Extracted data —
[start]

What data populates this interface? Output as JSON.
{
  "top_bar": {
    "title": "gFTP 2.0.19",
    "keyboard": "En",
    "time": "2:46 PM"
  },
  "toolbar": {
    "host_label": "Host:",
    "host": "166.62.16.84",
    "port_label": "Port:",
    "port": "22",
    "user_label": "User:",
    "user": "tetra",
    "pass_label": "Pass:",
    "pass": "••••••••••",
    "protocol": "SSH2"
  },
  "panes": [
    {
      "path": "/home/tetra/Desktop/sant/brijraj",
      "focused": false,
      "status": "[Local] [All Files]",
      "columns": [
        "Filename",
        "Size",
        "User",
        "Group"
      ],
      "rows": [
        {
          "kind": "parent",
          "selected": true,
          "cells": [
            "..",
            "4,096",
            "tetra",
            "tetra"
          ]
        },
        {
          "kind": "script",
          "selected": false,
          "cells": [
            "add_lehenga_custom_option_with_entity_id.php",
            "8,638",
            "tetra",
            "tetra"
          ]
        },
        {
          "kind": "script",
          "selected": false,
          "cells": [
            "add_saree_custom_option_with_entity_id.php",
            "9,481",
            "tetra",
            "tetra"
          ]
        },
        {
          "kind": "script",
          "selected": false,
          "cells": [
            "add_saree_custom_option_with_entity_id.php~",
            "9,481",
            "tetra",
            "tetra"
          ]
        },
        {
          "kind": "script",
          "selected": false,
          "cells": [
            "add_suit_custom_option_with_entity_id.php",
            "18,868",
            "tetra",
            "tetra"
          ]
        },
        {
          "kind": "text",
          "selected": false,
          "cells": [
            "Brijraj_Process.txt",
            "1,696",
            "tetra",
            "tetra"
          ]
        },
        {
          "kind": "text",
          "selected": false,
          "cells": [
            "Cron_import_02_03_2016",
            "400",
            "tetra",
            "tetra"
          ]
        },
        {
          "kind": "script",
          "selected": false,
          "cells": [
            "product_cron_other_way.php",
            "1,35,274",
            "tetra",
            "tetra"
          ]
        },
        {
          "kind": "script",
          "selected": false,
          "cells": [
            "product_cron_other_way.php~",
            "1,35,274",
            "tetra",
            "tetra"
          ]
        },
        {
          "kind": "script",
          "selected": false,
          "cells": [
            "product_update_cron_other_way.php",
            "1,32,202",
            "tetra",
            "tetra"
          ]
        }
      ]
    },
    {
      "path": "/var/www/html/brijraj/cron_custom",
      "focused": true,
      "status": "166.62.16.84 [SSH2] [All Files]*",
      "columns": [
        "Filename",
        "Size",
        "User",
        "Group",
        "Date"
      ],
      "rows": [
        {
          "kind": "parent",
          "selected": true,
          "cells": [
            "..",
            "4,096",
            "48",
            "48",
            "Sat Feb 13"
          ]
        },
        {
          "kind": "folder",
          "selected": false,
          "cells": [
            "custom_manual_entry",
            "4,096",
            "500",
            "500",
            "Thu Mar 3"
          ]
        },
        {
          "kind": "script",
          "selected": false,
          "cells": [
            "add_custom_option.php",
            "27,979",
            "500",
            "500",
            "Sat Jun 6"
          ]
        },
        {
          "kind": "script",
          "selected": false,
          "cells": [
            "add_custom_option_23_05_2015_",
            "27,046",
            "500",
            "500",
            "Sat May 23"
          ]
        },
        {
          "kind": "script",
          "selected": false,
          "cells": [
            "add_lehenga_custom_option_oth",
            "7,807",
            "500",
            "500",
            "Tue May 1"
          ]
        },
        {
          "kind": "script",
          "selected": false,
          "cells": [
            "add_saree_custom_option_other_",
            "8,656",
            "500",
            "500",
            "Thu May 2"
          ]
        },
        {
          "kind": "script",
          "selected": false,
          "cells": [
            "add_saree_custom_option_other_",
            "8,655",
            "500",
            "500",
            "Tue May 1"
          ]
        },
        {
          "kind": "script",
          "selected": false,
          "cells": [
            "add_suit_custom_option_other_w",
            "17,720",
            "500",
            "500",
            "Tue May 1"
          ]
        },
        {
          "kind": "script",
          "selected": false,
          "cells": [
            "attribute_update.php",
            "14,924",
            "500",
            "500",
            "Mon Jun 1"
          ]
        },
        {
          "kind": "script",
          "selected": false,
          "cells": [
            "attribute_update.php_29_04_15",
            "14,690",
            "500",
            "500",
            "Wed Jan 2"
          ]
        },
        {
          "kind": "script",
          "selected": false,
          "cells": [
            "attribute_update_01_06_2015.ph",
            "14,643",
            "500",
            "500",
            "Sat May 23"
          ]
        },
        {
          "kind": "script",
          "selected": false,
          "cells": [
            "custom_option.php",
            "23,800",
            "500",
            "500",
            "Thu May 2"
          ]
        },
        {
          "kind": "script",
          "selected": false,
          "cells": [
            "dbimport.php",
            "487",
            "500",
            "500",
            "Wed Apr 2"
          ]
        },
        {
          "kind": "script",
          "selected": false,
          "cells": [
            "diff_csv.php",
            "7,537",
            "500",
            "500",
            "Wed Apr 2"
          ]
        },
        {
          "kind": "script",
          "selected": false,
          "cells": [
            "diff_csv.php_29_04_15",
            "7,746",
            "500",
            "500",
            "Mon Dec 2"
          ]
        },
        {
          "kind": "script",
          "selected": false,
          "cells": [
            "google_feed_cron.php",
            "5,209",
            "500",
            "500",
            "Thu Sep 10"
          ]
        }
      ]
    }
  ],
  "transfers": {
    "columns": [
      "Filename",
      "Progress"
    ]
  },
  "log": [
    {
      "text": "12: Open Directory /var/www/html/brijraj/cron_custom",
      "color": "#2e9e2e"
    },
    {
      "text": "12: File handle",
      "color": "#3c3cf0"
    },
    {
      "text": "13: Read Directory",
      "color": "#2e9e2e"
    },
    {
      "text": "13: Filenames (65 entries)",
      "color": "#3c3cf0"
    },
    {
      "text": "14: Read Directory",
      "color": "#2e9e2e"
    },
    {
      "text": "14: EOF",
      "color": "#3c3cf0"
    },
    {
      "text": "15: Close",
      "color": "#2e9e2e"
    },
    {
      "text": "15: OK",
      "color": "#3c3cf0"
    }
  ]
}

[end]

What you will do — Return all of the entries exactly as written.

Finished answer —
What data populates this interface? Output as JSON.
{
  "top_bar": {
    "title": "gFTP 2.0.19",
    "keyboard": "En",
    "time": "2:46 PM"
  },
  "toolbar": {
    "host_label": "Host:",
    "host": "166.62.16.84",
    "port_label": "Port:",
    "port": "22",
    "user_label": "User:",
    "user": "tetra",
    "pass_label": "Pass:",
    "pass": "••••••••••",
    "protocol": "SSH2"
  },
  "panes": [
    {
      "path": "/home/tetra/Desktop/sant/brijraj",
      "focused": false,
      "status": "[Local] [All Files]",
      "columns": [
        "Filename",
        "Size",
        "User",
        "Group"
      ],
      "rows": [
        {
          "kind": "parent",
          "selected": true,
          "cells": [
            "..",
            "4,096",
            "tetra",
            "tetra"
          ]
        },
        {
          "kind": "script",
          "selected": false,
          "cells": [
            "add_lehenga_custom_option_with_entity_id.php",
            "8,638",
            "tetra",
            "tetra"
          ]
        },
        {
          "kind": "script",
          "selected": false,
          "cells": [
            "add_saree_custom_option_with_entity_id.php",
            "9,481",
            "tetra",
            "tetra"
          ]
        },
        {
          "kind": "script",
          "selected": false,
          "cells": [
            "add_saree_custom_option_with_entity_id.php~",
            "9,481",
            "tetra",
            "tetra"
          ]
        },
        {
          "kind": "script",
          "selected": false,
          "cells": [
            "add_suit_custom_option_with_entity_id.php",
            "18,868",
            "tetra",
            "tetra"
          ]
        },
        {
          "kind": "text",
          "selected": false,
          "cells": [
            "Brijraj_Process.txt",
            "1,696",
            "tetra",
            "tetra"
          ]
        },
        {
          "kind": "text",
          "selected": false,
          "cells": [
            "Cron_import_02_03_2016",
            "400",
            "tetra",
            "tetra"
          ]
        },
        {
          "kind": "script",
          "selected": false,
          "cells": [
            "product_cron_other_way.php",
            "1,35,274",
            "tetra",
            "tetra"
          ]
        },
        {
          "kind": "script",
          "selected": false,
          "cells": [
            "product_cron_other_way.php~",
            "1,35,274",
            "tetra",
            "tetra"
          ]
        },
        {
          "kind": "script",
          "selected": false,
          "cells": [
            "product_update_cron_other_way.php",
            "1,32,202",
            "tetra",
            "tetra"
          ]
        }
      ]
    },
    {
      "path": "/var/www/html/brijraj/cron_custom",
      "focused": true,
      "status": "166.62.16.84 [SSH2] [All Files]*",
      "columns": [
        "Filename",
        "Size",
        "User",
        "Group",
        "Date"
      ],
      "rows": [
        {
          "kind": "parent",
          "selected": true,
          "cells": [
            "..",
            "4,096",
            "48",
            "48",
            "Sat Feb 13"
          ]
        },
        {
          "kind": "folder",
          "selected": false,
          "cells": [
            "custom_manual_entry",
            "4,096",
            "500",
            "500",
            "Thu Mar 3"
          ]
        },
        {
          "kind": "script",
          "selected": false,
          "cells": [
            "add_custom_option.php",
            "27,979",
            "500",
            "500",
            "Sat Jun 6"
          ]
        },
        {
          "kind": "script",
          "selected": false,
          "cells": [
            "add_custom_option_23_05_2015_",
            "27,046",
            "500",
            "500",
            "Sat May 23"
          ]
        },
        {
          "kind": "script",
          "selected": false,
          "cells": [
            "add_lehenga_custom_option_oth",
            "7,807",
            "500",
            "500",
            "Tue May 1"
          ]
        },
        {
          "kind": "script",
          "selected": false,
          "cells": [
            "add_saree_custom_option_other_",
            "8,656",
            "500",
            "500",
            "Thu May 2"
          ]
        },
        {
          "kind": "script",
          "selected": false,
          "cells": [
            "add_saree_custom_option_other_",
            "8,655",
            "500",
            "500",
            "Tue May 1"
          ]
        },
        {
          "kind": "script",
          "selected": false,
          "cells": [
            "add_suit_custom_option_other_w",
            "17,720",
            "500",
            "500",
            "Tue May 1"
          ]
        },
        {
          "kind": "script",
          "selected": false,
          "cells": [
            "attribute_update.php",
            "14,924",
            "500",
            "500",
            "Mon Jun 1"
          ]
        },
        {
          "kind": "script",
          "selected": false,
          "cells": [
            "attribute_update.php_29_04_15",
            "14,690",
            "500",
            "500",
            "Wed Jan 2"
          ]
        },
        {
          "kind": "script",
          "selected": false,
          "cells": [
            "attribute_update_01_06_2015.ph",
            "14,643",
            "500",
            "500",
            "Sat May 23"
          ]
        },
        {
          "kind": "script",
          "selected": false,
          "cells": [
            "custom_option.php",
            "23,800",
            "500",
            "500",
            "Thu May 2"
          ]
        },
        {
          "kind": "script",
          "selected": false,
          "cells": [
            "dbimport.php",
            "487",
            "500",
            "500",
            "Wed Apr 2"
          ]
        },
        {
          "kind": "script",
          "selected": false,
          "cells": [
            "diff_csv.php",
            "7,537",
            "500",
            "500",
            "Wed Apr 2"
          ]
        },
        {
          "kind": "script",
          "selected": false,
          "cells": [
            "diff_csv.php_29_04_15",
            "7,746",
            "500",
            "500",
            "Mon Dec 2"
          ]
        },
        {
          "kind": "script",
          "selected": false,
          "cells": [
            "google_feed_cron.php",
            "5,209",
            "500",
            "500",
            "Thu Sep 10"
          ]
        }
      ]
    }
  ],
  "transfers": {
    "columns": [
      "Filename",
      "Progress"
    ]
  },
  "log": [
    {
      "text": "12: Open Directory /var/www/html/brijraj/cron_custom",
      "color": "#2e9e2e"
    },
    {
      "text": "12: File handle",
      "color": "#3c3cf0"
    },
    {
      "text": "13: Read Directory",
      "color": "#2e9e2e"
    },
    {
      "text": "13: Filenames (65 entries)",
      "color": "#3c3cf0"
    },
    {
      "text": "14: Read Directory",
      "color": "#2e9e2e"
    },
    {
      "text": "14: EOF",
      "color": "#3c3cf0"
    },
    {
      "text": "15: Close",
      "color": "#2e9e2e"
    },
    {
      "text": "15: OK",
      "color": "#3c3cf0"
    }
  ]
}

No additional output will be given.